- TASK DETAILS -
Copy out the entries below in full and exactly.

- RAW RECORDS -
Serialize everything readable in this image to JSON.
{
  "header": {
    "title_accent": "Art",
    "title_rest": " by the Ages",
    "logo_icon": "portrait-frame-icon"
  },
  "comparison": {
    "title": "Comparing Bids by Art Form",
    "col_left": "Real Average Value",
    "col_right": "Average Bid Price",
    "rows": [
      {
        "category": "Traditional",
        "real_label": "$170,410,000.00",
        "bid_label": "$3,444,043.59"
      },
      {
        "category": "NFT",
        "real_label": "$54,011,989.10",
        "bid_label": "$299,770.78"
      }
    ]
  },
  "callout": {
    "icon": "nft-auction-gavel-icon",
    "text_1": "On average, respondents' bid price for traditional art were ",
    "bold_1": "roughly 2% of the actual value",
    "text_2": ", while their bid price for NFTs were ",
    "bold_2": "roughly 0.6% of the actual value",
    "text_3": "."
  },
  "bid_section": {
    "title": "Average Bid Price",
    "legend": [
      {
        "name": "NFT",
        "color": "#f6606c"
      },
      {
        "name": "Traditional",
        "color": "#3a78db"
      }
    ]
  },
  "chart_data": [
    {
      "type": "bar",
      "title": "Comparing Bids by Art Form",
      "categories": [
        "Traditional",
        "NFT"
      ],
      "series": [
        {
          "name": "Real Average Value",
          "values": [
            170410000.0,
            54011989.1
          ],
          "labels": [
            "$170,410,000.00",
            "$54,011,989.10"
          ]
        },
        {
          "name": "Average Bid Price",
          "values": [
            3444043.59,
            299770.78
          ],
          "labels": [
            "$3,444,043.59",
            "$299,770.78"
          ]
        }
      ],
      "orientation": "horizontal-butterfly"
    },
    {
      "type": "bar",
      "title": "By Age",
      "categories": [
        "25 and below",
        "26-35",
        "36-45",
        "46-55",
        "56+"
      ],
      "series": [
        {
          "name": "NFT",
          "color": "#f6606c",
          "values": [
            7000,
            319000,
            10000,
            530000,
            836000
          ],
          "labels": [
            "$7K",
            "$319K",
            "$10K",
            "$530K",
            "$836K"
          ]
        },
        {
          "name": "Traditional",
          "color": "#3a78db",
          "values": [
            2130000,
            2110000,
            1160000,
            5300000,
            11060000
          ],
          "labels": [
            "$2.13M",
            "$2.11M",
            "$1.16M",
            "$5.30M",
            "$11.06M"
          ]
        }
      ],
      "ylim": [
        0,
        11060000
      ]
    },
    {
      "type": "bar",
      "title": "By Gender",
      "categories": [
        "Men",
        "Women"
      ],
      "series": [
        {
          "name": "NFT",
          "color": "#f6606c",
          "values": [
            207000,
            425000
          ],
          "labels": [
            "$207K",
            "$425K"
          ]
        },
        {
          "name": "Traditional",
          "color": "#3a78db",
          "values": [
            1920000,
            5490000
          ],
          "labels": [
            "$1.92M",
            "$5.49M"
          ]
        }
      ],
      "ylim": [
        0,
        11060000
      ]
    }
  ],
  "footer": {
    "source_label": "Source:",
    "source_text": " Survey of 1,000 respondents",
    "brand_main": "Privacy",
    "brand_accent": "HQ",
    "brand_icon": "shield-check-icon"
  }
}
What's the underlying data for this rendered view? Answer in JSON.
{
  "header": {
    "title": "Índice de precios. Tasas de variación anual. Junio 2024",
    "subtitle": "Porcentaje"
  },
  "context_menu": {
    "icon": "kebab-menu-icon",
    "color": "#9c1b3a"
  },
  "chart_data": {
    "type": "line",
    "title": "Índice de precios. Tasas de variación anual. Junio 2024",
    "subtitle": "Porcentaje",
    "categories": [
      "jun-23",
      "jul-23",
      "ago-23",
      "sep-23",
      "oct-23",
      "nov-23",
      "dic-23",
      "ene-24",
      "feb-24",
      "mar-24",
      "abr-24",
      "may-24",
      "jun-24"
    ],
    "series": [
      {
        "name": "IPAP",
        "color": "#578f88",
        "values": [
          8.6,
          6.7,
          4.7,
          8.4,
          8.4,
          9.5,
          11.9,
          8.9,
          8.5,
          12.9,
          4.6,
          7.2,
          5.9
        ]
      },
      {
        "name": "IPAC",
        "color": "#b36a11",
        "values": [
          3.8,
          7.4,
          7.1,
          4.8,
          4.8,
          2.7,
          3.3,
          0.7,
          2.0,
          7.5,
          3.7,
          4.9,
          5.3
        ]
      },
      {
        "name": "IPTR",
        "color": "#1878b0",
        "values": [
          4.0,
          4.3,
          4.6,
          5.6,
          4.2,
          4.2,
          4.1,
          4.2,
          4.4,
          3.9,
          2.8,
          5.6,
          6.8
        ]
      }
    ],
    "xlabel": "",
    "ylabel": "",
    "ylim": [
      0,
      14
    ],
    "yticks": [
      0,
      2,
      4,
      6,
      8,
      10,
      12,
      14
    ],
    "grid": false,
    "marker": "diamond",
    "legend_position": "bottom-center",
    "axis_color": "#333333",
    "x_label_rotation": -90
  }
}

- RESPONSE BELOW -
Serialize everything readable in this image to JSON.
{
  "header": {
    "title_accent": "Art",
    "title_rest": " by the Ages",
    "logo_icon": "portrait-frame-icon"
  },
  "comparison": {
    "title": "Comparing Bids by Art Form",
    "col_left": "Real Average Value",
    "col_right": "Average Bid Price",
    "rows": [
      {
        "category": "Traditional",
        "real_label": "$170,410,000.00",
        "bid_label": "$3,444,043.59"
      },
      {
        "category": "NFT",
        "real_label": "$54,011,989.10",
        "bid_label": "$299,770.78"
      }
    ]
  },
  "callout": {
    "icon": "nft-auction-gavel-icon",
    "text_1": "On average, respondents' bid price for traditional art were ",
    "bold_1": "roughly 2% of the actual value",
    "text_2": ", while their bid price for NFTs were ",
    "bold_2": "roughly 0.6% of the actual value",
    "text_3": "."
  },
  "bid_section": {
    "title": "Average Bid Price",
    "legend": [
      {
        "name": "NFT",
        "color": "#f6606c"
      },
      {
        "name": "Traditional",
        "color": "#3a78db"
      }
    ]
  },
  "chart_data": [
    {
      "type": "bar",
      "title": "Comparing Bids by Art Form",
      "categories": [
        "Traditional",
        "NFT"
      ],
      "series": [
        {
          "name": "Real Average Value",
          "values": [
            170410000.0,
            54011989.1
          ],
          "labels": [
            "$170,410,000.00",
            "$54,011,989.10"
          ]
        },
        {
          "name": "Average Bid Price",
          "values": [
            3444043.59,
            299770.78
          ],
          "labels": [
            "$3,444,043.59",
            "$299,770.78"
          ]
        }
      ],
      "orientation": "horizontal-butterfly"
    },
    {
      "type": "bar",
      "title": "By Age",
      "categories": [
        "25 and below",
        "26-35",
        "36-45",
        "46-55",
        "56+"
      ],
      "series": [
        {
          "name": "NFT",
          "color": "#f6606c",
          "values": [
            7000,
            319000,
            10000,
            530000,
            836000
          ],
          "labels": [
            "$7K",
            "$319K",
            "$10K",
            "$530K",
            "$836K"
          ]
        },
        {
          "name": "Traditional",
          "color": "#3a78db",
          "values": [
            2130000,
            2110000,
            1160000,
            5300000,
            11060000
          ],
          "labels": [
            "$2.13M",
            "$2.11M",
            "$1.16M",
            "$5.30M",
            "$11.06M"
          ]
        }
      ],
      "ylim": [
        0,
        11060000
      ]
    },
    {
      "type": "bar",
      "title": "By Gender",
      "categories": [
        "Men",
        "Women"
      ],
      "series": [
        {
          "name": "NFT",
          "color": "#f6606c",
          "values": [
            207000,
            425000
          ],
          "labels": [
            "$207K",
            "$425K"
          ]
        },
        {
          "name": "Traditional",
          "color": "#3a78db",
          "values": [
            1920000,
            5490000
          ],
          "labels": [
            "$1.92M",
            "$5.49M"
          ]
        }
      ],
      "ylim": [
        0,
        11060000
      ]
    }
  ],
  "footer": {
    "source_label": "Source:",
    "source_text": " Survey of 1,000 respondents",
    "brand_main": "Privacy",
    "brand_accent": "HQ",
    "brand_icon": "shield-check-icon"
  }
}
What's the underlying data for this rendered view? Answer in JSON.
{
  "header": {
    "title": "Índice de precios. Tasas de variación anual. Junio 2024",
    "subtitle": "Porcentaje"
  },
  "context_menu": {
    "icon": "kebab-menu-icon",
    "color": "#9c1b3a"
  },
  "chart_data": {
    "type": "line",
    "title": "Índice de precios. Tasas de variación anual. Junio 2024",
    "subtitle": "Porcentaje",
    "categories": [
      "jun-23",
      "jul-23",
      "ago-23",
      "sep-23",
      "oct-23",
      "nov-23",
      "dic-23",
      "ene-24",
      "feb-24",
      "mar-24",
      "abr-24",
      "may-24",
      "jun-24"
    ],
    "series": [
      {
        "name": "IPAP",
        "color": "#578f88",
        "values": [
          8.6,
          6.7,
          4.7,
          8.4,
          8.4,
          9.5,
          11.9,
          8.9,
          8.5,
          12.9,
          4.6,
          7.2,
          5.9
        ]
      },
      {
        "name": "IPAC",
        "color": "#b36a11",
        "values": [
          3.8,
          7.4,
          7.1,
          4.8,
          4.8,
          2.7,
          3.3,
          0.7,
          2.0,
          7.5,
          3.7,
          4.9,
          5.3
        ]
      },
      {
        "name": "IPTR",
        "color": "#1878b0",
        "values": [
          4.0,
          4.3,
          4.6,
          5.6,
          4.2,
          4.2,
          4.1,
          4.2,
          4.4,
          3.9,
          2.8,
          5.6,
          6.8
        ]
      }
    ],
    "xlabel": "",
    "ylabel": "",
    "ylim": [
      0,
      14
    ],
    "yticks": [
      0,
      2,
      4,
      6,
      8,
      10,
      12,
      14
    ],
    "grid": false,
    "marker": "diamond",
    "legend_position": "bottom-center",
    "axis_color": "#333333",
    "x_label_rotation": -90
  }
}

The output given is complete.